───── Records for processing ─────
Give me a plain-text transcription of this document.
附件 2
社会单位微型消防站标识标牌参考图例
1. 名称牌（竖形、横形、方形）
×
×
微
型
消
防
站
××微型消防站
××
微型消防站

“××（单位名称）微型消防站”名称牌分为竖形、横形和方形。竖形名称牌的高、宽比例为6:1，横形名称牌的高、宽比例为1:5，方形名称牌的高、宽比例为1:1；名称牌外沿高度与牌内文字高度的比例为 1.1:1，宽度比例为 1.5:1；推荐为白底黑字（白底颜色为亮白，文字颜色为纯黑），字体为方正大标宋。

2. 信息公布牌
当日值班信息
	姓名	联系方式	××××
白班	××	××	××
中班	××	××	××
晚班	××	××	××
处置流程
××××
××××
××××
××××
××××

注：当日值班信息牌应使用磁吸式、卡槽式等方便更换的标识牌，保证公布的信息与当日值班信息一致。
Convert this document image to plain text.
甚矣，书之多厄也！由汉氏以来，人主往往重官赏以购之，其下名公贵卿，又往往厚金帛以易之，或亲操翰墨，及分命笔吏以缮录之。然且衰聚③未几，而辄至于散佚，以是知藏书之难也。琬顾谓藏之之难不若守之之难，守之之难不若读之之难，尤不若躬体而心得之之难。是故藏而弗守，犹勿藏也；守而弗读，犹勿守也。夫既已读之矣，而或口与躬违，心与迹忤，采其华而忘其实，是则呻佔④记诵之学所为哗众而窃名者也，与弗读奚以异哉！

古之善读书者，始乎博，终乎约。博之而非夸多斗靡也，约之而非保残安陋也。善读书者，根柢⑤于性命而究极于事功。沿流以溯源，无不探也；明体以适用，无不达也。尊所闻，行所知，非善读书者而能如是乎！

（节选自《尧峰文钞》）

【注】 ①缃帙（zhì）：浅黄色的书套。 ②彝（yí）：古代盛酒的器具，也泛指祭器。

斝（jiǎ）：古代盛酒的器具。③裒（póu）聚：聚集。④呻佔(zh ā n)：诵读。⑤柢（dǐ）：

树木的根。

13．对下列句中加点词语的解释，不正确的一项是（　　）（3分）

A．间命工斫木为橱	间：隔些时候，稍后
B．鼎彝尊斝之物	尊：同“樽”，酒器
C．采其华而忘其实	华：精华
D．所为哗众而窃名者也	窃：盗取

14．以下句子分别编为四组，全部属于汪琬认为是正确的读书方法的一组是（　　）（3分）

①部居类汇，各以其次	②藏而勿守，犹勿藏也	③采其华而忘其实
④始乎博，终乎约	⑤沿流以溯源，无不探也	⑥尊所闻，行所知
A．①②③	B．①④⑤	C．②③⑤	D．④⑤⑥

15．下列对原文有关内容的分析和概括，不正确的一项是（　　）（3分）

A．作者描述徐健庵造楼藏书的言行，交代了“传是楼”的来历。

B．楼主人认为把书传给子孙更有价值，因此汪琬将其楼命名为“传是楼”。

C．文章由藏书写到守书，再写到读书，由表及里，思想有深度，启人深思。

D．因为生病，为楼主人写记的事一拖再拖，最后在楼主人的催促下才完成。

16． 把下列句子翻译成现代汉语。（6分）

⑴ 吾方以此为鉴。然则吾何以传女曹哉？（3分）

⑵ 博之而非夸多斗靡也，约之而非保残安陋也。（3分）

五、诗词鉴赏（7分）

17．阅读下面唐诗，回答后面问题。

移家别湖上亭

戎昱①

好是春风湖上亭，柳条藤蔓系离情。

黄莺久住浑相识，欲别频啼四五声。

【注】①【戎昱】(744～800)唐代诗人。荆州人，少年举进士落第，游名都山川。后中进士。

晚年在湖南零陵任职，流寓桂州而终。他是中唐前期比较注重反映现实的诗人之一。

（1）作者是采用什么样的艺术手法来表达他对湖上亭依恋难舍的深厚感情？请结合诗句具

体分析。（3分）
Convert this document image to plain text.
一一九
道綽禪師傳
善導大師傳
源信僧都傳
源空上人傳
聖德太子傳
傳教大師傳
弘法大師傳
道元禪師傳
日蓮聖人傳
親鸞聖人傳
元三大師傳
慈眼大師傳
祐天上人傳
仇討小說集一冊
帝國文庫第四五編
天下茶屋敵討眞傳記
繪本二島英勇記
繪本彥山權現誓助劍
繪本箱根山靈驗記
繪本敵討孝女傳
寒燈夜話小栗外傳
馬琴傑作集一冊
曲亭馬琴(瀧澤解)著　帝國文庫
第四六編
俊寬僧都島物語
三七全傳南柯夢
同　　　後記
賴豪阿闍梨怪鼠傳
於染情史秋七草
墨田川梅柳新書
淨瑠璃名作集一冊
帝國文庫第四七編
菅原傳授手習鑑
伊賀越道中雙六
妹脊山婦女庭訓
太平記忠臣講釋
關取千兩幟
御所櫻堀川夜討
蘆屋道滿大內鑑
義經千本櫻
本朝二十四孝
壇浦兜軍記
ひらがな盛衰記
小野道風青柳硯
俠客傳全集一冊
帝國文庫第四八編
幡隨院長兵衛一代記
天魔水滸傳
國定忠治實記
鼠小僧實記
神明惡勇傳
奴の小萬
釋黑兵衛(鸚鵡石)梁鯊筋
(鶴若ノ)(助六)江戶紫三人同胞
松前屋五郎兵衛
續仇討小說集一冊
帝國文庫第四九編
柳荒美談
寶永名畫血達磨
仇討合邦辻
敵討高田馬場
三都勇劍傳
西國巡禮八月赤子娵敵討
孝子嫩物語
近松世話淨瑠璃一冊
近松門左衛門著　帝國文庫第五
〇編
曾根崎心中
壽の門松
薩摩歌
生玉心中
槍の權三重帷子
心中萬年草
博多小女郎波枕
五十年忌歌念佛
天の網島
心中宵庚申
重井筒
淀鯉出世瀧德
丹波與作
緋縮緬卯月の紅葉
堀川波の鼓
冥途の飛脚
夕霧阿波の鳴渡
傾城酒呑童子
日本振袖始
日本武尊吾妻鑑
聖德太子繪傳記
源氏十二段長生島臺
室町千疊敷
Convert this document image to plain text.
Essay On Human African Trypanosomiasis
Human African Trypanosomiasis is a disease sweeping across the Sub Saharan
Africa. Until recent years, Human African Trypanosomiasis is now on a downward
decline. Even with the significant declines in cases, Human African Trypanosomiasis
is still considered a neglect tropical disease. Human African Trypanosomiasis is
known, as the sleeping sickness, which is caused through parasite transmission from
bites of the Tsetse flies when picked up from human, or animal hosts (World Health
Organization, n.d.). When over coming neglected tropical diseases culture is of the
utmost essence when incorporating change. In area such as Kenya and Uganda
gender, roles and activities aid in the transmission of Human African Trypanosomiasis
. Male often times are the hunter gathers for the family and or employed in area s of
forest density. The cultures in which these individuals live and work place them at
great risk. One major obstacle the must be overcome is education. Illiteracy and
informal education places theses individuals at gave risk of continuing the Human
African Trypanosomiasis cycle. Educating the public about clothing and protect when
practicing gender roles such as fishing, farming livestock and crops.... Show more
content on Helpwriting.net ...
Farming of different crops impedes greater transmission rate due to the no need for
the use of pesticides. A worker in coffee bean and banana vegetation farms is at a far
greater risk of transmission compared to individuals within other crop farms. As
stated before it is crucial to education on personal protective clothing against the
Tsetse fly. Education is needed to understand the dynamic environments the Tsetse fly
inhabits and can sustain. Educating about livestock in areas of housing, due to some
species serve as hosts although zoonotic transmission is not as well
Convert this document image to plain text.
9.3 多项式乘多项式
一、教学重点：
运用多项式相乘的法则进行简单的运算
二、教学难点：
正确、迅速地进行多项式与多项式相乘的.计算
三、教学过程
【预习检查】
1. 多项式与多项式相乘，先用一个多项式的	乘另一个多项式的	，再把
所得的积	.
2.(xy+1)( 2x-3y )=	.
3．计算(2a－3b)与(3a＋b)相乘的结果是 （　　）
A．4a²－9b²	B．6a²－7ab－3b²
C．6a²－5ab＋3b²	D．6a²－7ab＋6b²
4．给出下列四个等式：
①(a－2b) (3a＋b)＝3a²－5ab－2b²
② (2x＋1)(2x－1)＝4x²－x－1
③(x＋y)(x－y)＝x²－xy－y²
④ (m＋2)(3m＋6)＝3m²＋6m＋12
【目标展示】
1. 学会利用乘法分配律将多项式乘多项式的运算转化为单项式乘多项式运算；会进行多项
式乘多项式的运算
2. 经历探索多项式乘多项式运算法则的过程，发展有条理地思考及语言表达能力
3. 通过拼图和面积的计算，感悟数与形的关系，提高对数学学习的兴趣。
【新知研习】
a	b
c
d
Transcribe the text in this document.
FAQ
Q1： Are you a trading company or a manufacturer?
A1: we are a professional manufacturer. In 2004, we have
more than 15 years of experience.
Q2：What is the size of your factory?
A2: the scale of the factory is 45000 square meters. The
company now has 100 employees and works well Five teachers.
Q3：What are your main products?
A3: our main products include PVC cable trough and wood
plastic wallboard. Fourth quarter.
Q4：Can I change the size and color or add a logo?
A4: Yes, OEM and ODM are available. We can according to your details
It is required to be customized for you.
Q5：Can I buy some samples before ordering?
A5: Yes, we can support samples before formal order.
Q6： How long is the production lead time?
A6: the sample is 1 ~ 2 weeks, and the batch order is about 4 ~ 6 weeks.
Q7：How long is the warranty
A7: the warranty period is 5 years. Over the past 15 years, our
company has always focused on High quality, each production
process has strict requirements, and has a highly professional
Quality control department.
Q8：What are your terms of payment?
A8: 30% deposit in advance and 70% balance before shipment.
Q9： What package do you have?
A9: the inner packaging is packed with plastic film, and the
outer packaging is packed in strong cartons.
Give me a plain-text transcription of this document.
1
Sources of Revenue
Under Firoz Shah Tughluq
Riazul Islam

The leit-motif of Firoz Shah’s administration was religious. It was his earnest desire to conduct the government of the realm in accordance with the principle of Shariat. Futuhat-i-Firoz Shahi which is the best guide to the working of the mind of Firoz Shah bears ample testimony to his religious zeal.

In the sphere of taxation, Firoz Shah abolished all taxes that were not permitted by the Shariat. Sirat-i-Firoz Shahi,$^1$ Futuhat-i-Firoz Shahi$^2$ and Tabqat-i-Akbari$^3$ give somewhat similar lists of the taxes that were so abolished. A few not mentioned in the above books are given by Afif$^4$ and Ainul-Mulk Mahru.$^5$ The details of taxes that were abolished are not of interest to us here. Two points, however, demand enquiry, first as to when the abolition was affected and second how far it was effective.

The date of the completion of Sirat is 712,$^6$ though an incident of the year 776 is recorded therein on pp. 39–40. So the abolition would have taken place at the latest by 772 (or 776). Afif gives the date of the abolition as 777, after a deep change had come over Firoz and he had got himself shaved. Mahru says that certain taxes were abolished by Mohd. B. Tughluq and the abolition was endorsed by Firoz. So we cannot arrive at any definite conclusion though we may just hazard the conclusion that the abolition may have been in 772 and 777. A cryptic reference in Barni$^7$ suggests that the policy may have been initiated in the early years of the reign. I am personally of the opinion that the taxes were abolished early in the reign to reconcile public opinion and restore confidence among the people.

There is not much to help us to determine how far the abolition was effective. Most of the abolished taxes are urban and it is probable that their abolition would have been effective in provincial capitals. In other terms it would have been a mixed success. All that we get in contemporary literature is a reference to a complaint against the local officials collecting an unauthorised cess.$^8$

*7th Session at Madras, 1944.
─────
Exercise: Look through the entries above for the word "warranty". Copy every line where it shows up.

Result of this task:
Q7：How long is the warranty
A7: the warranty period is 5 years. Over the past 15 years, our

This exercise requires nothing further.